§ The problem:
Below are records; extract exactly the lines from the one with "Parse this chart and return its data as JSON." through the final line, including both, but drop the pictures.

§ Provided records:
****************

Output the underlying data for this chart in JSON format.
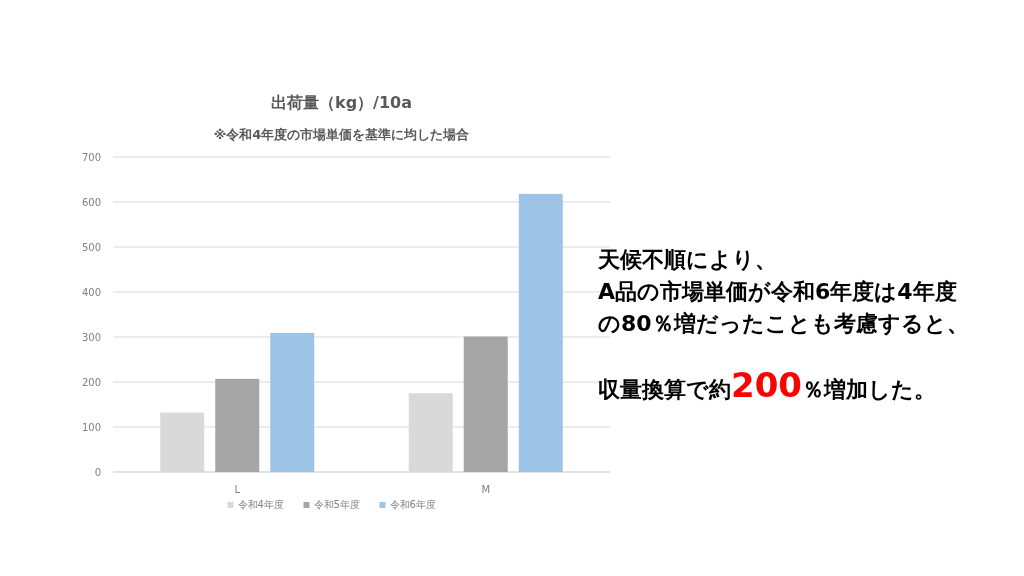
{
  "chart_data": {
    "type": "bar",
    "title": "出荷量（kg）/10a",
    "subtitle": "※令和4年度の市場単価を基準に均した場合",
    "categories": [
      "L",
      "M"
    ],
    "series": [
      {
        "name": "令和4年度",
        "color": "#d9d9d9",
        "values": [
          132,
          175
        ]
      },
      {
        "name": "令和5年度",
        "color": "#a5a5a5",
        "values": [
          207,
          301
        ]
      },
      {
        "name": "令和6年度",
        "color": "#9dc3e6",
        "values": [
          309,
          618
        ]
      }
    ],
    "ylim": [
      0,
      700
    ],
    "yticks": [
      0,
      100,
      200,
      300,
      400,
      500,
      600,
      700
    ],
    "grid": "y",
    "legend": "bottom",
    "annotations": [
      "天候不順により、",
      "A品の市場単価が令和6年度は4年度",
      "の80％増だったことも考慮すると、",
      "収量換算で約200％増加した。"
    ]
  }
}
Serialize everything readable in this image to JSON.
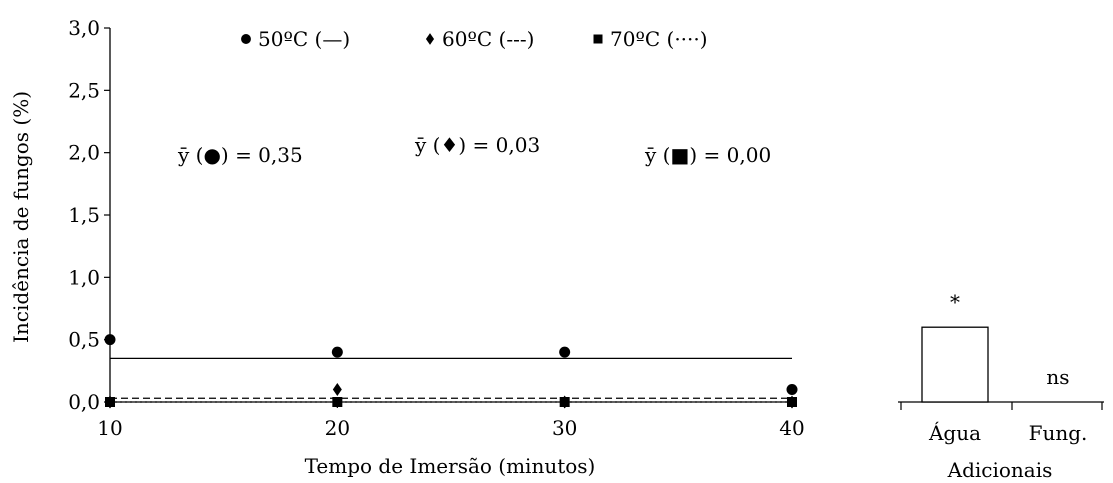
{
  "chart_data": [
    {
      "type": "scatter",
      "xlabel": "Tempo de Imersão (minutos)",
      "ylabel": "Incidência de fungos (%)",
      "xlim": [
        10,
        40
      ],
      "ylim": [
        0,
        3.0
      ],
      "xticks": [
        "10",
        "20",
        "30",
        "40"
      ],
      "yticks": [
        "0,0",
        "0,5",
        "1,0",
        "1,5",
        "2,0",
        "2,5",
        "3,0"
      ],
      "grid": false,
      "legend_position": "top",
      "series": [
        {
          "name": "50ºC (—)",
          "marker": "circle",
          "line_style": "solid",
          "x": [
            10,
            20,
            30,
            40
          ],
          "y": [
            0.5,
            0.4,
            0.4,
            0.1
          ],
          "mean_label": "ȳ (●) = 0,35",
          "mean": 0.35
        },
        {
          "name": "60ºC (---)",
          "marker": "diamond",
          "line_style": "dashed",
          "x": [
            10,
            20,
            30,
            40
          ],
          "y": [
            0.0,
            0.1,
            0.0,
            0.0
          ],
          "mean_label": "ȳ (♦) = 0,03",
          "mean": 0.03
        },
        {
          "name": "70ºC (····)",
          "marker": "square",
          "line_style": "dotted",
          "x": [
            10,
            20,
            30,
            40
          ],
          "y": [
            0.0,
            0.0,
            0.0,
            0.0
          ],
          "mean_label": "ȳ (■) = 0,00",
          "mean": 0.0
        }
      ]
    },
    {
      "type": "bar",
      "xlabel": "Adicionais",
      "categories": [
        "Água",
        "Fung."
      ],
      "values": [
        0.6,
        0.0
      ],
      "annotations": [
        "*",
        "ns"
      ],
      "ylim": [
        0,
        3.0
      ]
    }
  ]
}
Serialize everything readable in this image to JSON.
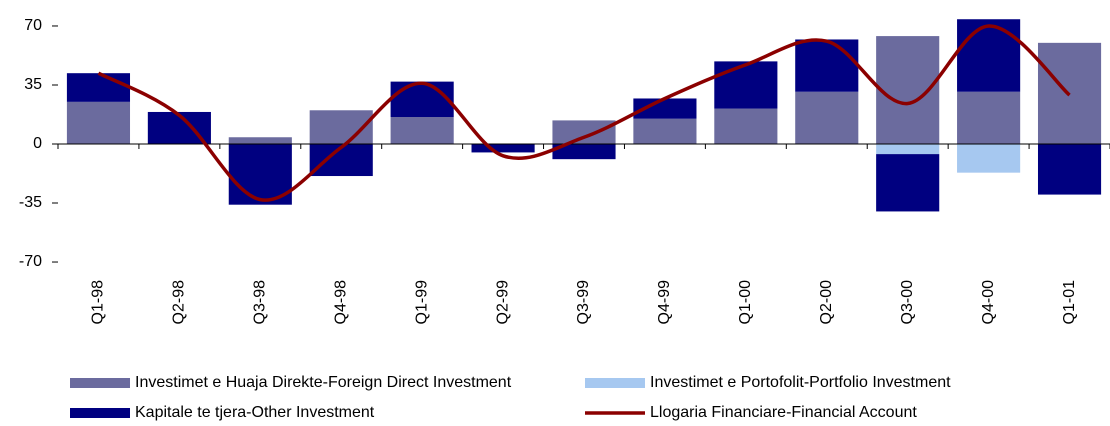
{
  "chart_data": {
    "type": "bar",
    "categories": [
      "Q1-98",
      "Q2-98",
      "Q3-98",
      "Q4-98",
      "Q1-99",
      "Q2-99",
      "Q3-99",
      "Q4-99",
      "Q1-00",
      "Q2-00",
      "Q3-00",
      "Q4-00",
      "Q1-01"
    ],
    "series": [
      {
        "name": "Investimet e Huaja Direkte-Foreign Direct Investment",
        "color": "#6b6b9e",
        "type": "bar",
        "values": [
          25,
          0,
          4,
          20,
          16,
          0,
          14,
          15,
          21,
          31,
          64,
          31,
          60
        ]
      },
      {
        "name": "Investimet e Portofolit-Portfolio Investment",
        "color": "#a6c8f0",
        "type": "bar",
        "values": [
          0,
          0,
          0,
          0,
          0,
          0,
          0,
          0,
          0,
          0,
          -6,
          -17,
          0
        ]
      },
      {
        "name": "Kapitale te tjera-Other Investment",
        "color": "#000080",
        "type": "bar",
        "values": [
          17,
          19,
          -36,
          -19,
          21,
          -5,
          -9,
          12,
          28,
          31,
          -34,
          43,
          -30
        ]
      },
      {
        "name": "Llogaria Financiare-Financial Account",
        "color": "#8b0000",
        "type": "line",
        "values": [
          42,
          17,
          -33,
          -2,
          36,
          -7,
          4,
          27,
          47,
          61,
          24,
          70,
          29
        ]
      }
    ],
    "ylim": [
      -70,
      77
    ],
    "yticks": [
      -70,
      -35,
      0,
      35,
      70
    ]
  }
}
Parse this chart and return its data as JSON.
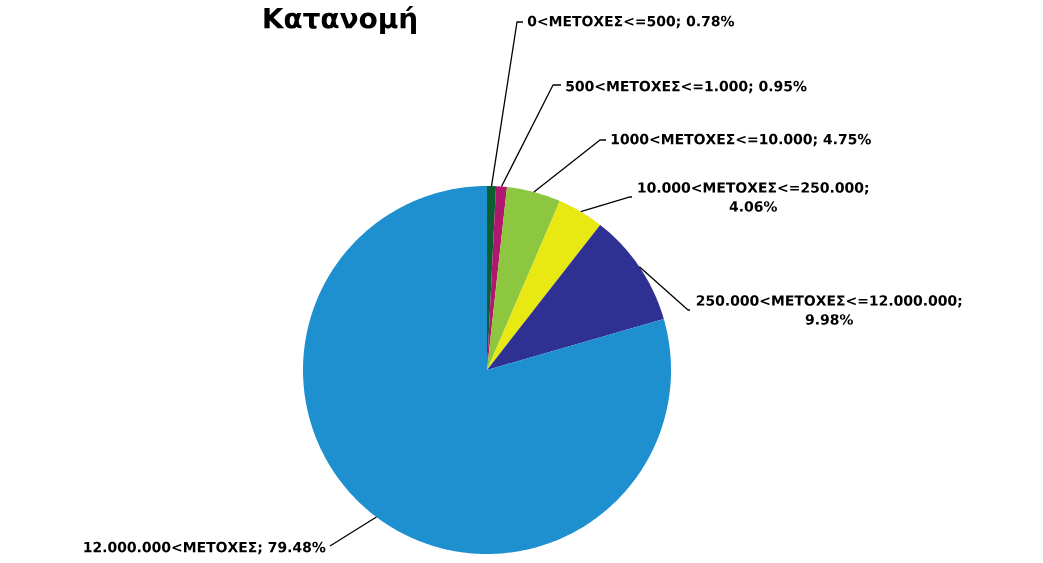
{
  "chart_data": {
    "type": "pie",
    "title": "Κατανομή",
    "categories": [
      "0<ΜΕΤΟΧΕΣ<=500; 0.78%",
      "500<ΜΕΤΟΧΕΣ<=1.000; 0.95%",
      "1000<ΜΕΤΟΧΕΣ<=10.000; 4.75%",
      "10.000<ΜΕΤΟΧΕΣ<=250.000; 4.06%",
      "250.000<ΜΕΤΟΧΕΣ<=12.000.000; 9.98%",
      "12.000.000<ΜΕΤΟΧΕΣ; 79.48%"
    ],
    "values": [
      0.78,
      0.95,
      4.75,
      4.06,
      9.98,
      79.48
    ],
    "colors": [
      "#0b5e2e",
      "#b0176e",
      "#8dc63f",
      "#e8e813",
      "#2e3192",
      "#1e90d0"
    ]
  }
}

****************

§ Written solution:
Parse this chart and return its data as JSON.
{
  "chart_data": {
    "type": "pie",
    "title": "Κατανομή",
    "categories": [
      "0<ΜΕΤΟΧΕΣ<=500; 0.78%",
      "500<ΜΕΤΟΧΕΣ<=1.000; 0.95%",
      "1000<ΜΕΤΟΧΕΣ<=10.000; 4.75%",
      "10.000<ΜΕΤΟΧΕΣ<=250.000; 4.06%",
      "250.000<ΜΕΤΟΧΕΣ<=12.000.000; 9.98%",
      "12.000.000<ΜΕΤΟΧΕΣ; 79.48%"
    ],
    "values": [
      0.78,
      0.95,
      4.75,
      4.06,
      9.98,
      79.48
    ],
    "colors": [
      "#0b5e2e",
      "#b0176e",
      "#8dc63f",
      "#e8e813",
      "#2e3192",
      "#1e90d0"
    ]
  }
}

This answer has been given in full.